▶ Exercise details
With the pictures left out, copy the listing below exactly.

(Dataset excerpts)
+++++
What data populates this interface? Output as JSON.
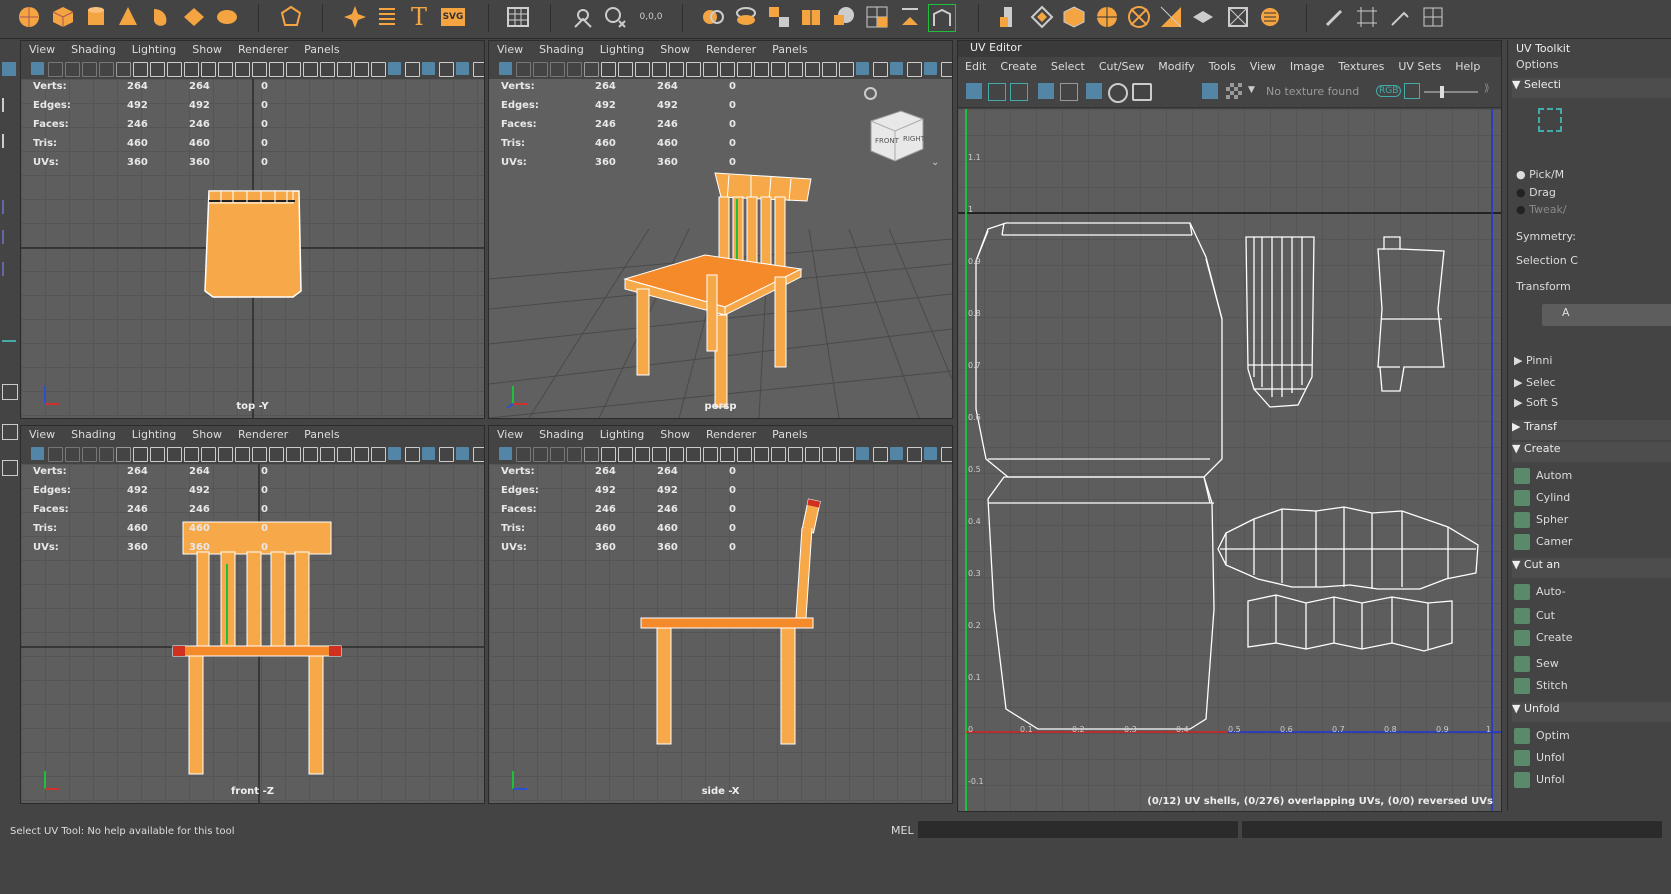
{
  "viewport_menu": [
    "View",
    "Shading",
    "Lighting",
    "Show",
    "Renderer",
    "Panels"
  ],
  "stats": [
    {
      "label": "Verts:",
      "a": "264",
      "b": "264",
      "c": "0"
    },
    {
      "label": "Edges:",
      "a": "492",
      "b": "492",
      "c": "0"
    },
    {
      "label": "Faces:",
      "a": "246",
      "b": "246",
      "c": "0"
    },
    {
      "label": "Tris:",
      "a": "460",
      "b": "460",
      "c": "0"
    },
    {
      "label": "UVs:",
      "a": "360",
      "b": "360",
      "c": "0"
    }
  ],
  "viewports": {
    "top": {
      "label": "top -Y"
    },
    "persp": {
      "label": "persp"
    },
    "front": {
      "label": "front -Z"
    },
    "side": {
      "label": "side -X"
    }
  },
  "viewcube": {
    "front": "FRONT",
    "right": "RIGHT"
  },
  "uv_editor": {
    "title": "UV Editor",
    "menu": [
      "Edit",
      "Create",
      "Select",
      "Cut/Sew",
      "Modify",
      "Tools",
      "View",
      "Image",
      "Textures",
      "UV Sets",
      "Help"
    ],
    "texture_label": "No texture found",
    "rgb_label": "RGB",
    "status": "(0/12) UV shells, (0/276) overlapping UVs, (0/0) reversed UVs",
    "y_ticks": [
      "1.1",
      "1",
      "0.9",
      "0.8",
      "0.7",
      "0.6",
      "0.5",
      "0.4",
      "0.3",
      "0.2",
      "0.1",
      "0",
      "-0.1"
    ],
    "x_ticks": [
      "0.1",
      "0.2",
      "0.3",
      "0.4",
      "0.5",
      "0.6",
      "0.7",
      "0.8",
      "0.9",
      "1"
    ]
  },
  "uv_toolkit": {
    "title": "UV Toolkit",
    "options": "Options",
    "selection_head": "Selecti",
    "radio": [
      "Pick/M",
      "Drag",
      "Tweak/"
    ],
    "symmetry": "Symmetry:",
    "selection_c": "Selection C",
    "transform": "Transform",
    "a_btn": "A",
    "collapsed": [
      "Pinni",
      "Selec",
      "Soft S",
      "Transf"
    ],
    "create_head": "Create",
    "create_items": [
      "Autom",
      "Cylind",
      "Spher",
      "Camer"
    ],
    "cut_head": "Cut an",
    "cut_items": [
      "Auto-",
      "Cut",
      "Create",
      "Sew",
      "Stitch"
    ],
    "unfold_head": "Unfold",
    "unfold_items": [
      "Optim",
      "Unfol",
      "Unfol"
    ]
  },
  "status_bar": {
    "help": "Select UV Tool: No help available for this tool",
    "mel": "MEL"
  },
  "colors": {
    "accent": "#f5a442",
    "ui": "#444444",
    "viewport": "#5e5e5e",
    "uv_green": "#1fbf3a",
    "uv_blue": "#1f35d6",
    "uv_red": "#d62020"
  }
}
+++++
▶ Full answer
What data populates this interface? Output as JSON.
{
  "viewport_menu": [
    "View",
    "Shading",
    "Lighting",
    "Show",
    "Renderer",
    "Panels"
  ],
  "stats": [
    {
      "label": "Verts:",
      "a": "264",
      "b": "264",
      "c": "0"
    },
    {
      "label": "Edges:",
      "a": "492",
      "b": "492",
      "c": "0"
    },
    {
      "label": "Faces:",
      "a": "246",
      "b": "246",
      "c": "0"
    },
    {
      "label": "Tris:",
      "a": "460",
      "b": "460",
      "c": "0"
    },
    {
      "label": "UVs:",
      "a": "360",
      "b": "360",
      "c": "0"
    }
  ],
  "viewports": {
    "top": {
      "label": "top -Y"
    },
    "persp": {
      "label": "persp"
    },
    "front": {
      "label": "front -Z"
    },
    "side": {
      "label": "side -X"
    }
  },
  "viewcube": {
    "front": "FRONT",
    "right": "RIGHT"
  },
  "uv_editor": {
    "title": "UV Editor",
    "menu": [
      "Edit",
      "Create",
      "Select",
      "Cut/Sew",
      "Modify",
      "Tools",
      "View",
      "Image",
      "Textures",
      "UV Sets",
      "Help"
    ],
    "texture_label": "No texture found",
    "rgb_label": "RGB",
    "status": "(0/12) UV shells, (0/276) overlapping UVs, (0/0) reversed UVs",
    "y_ticks": [
      "1.1",
      "1",
      "0.9",
      "0.8",
      "0.7",
      "0.6",
      "0.5",
      "0.4",
      "0.3",
      "0.2",
      "0.1",
      "0",
      "-0.1"
    ],
    "x_ticks": [
      "0.1",
      "0.2",
      "0.3",
      "0.4",
      "0.5",
      "0.6",
      "0.7",
      "0.8",
      "0.9",
      "1"
    ]
  },
  "uv_toolkit": {
    "title": "UV Toolkit",
    "options": "Options",
    "selection_head": "Selecti",
    "radio": [
      "Pick/M",
      "Drag",
      "Tweak/"
    ],
    "symmetry": "Symmetry:",
    "selection_c": "Selection C",
    "transform": "Transform",
    "a_btn": "A",
    "collapsed": [
      "Pinni",
      "Selec",
      "Soft S",
      "Transf"
    ],
    "create_head": "Create",
    "create_items": [
      "Autom",
      "Cylind",
      "Spher",
      "Camer"
    ],
    "cut_head": "Cut an",
    "cut_items": [
      "Auto-",
      "Cut",
      "Create",
      "Sew",
      "Stitch"
    ],
    "unfold_head": "Unfold",
    "unfold_items": [
      "Optim",
      "Unfol",
      "Unfol"
    ]
  },
  "status_bar": {
    "help": "Select UV Tool: No help available for this tool",
    "mel": "MEL"
  },
  "colors": {
    "accent": "#f5a442",
    "ui": "#444444",
    "viewport": "#5e5e5e",
    "uv_green": "#1fbf3a",
    "uv_blue": "#1f35d6",
    "uv_red": "#d62020"
  }
}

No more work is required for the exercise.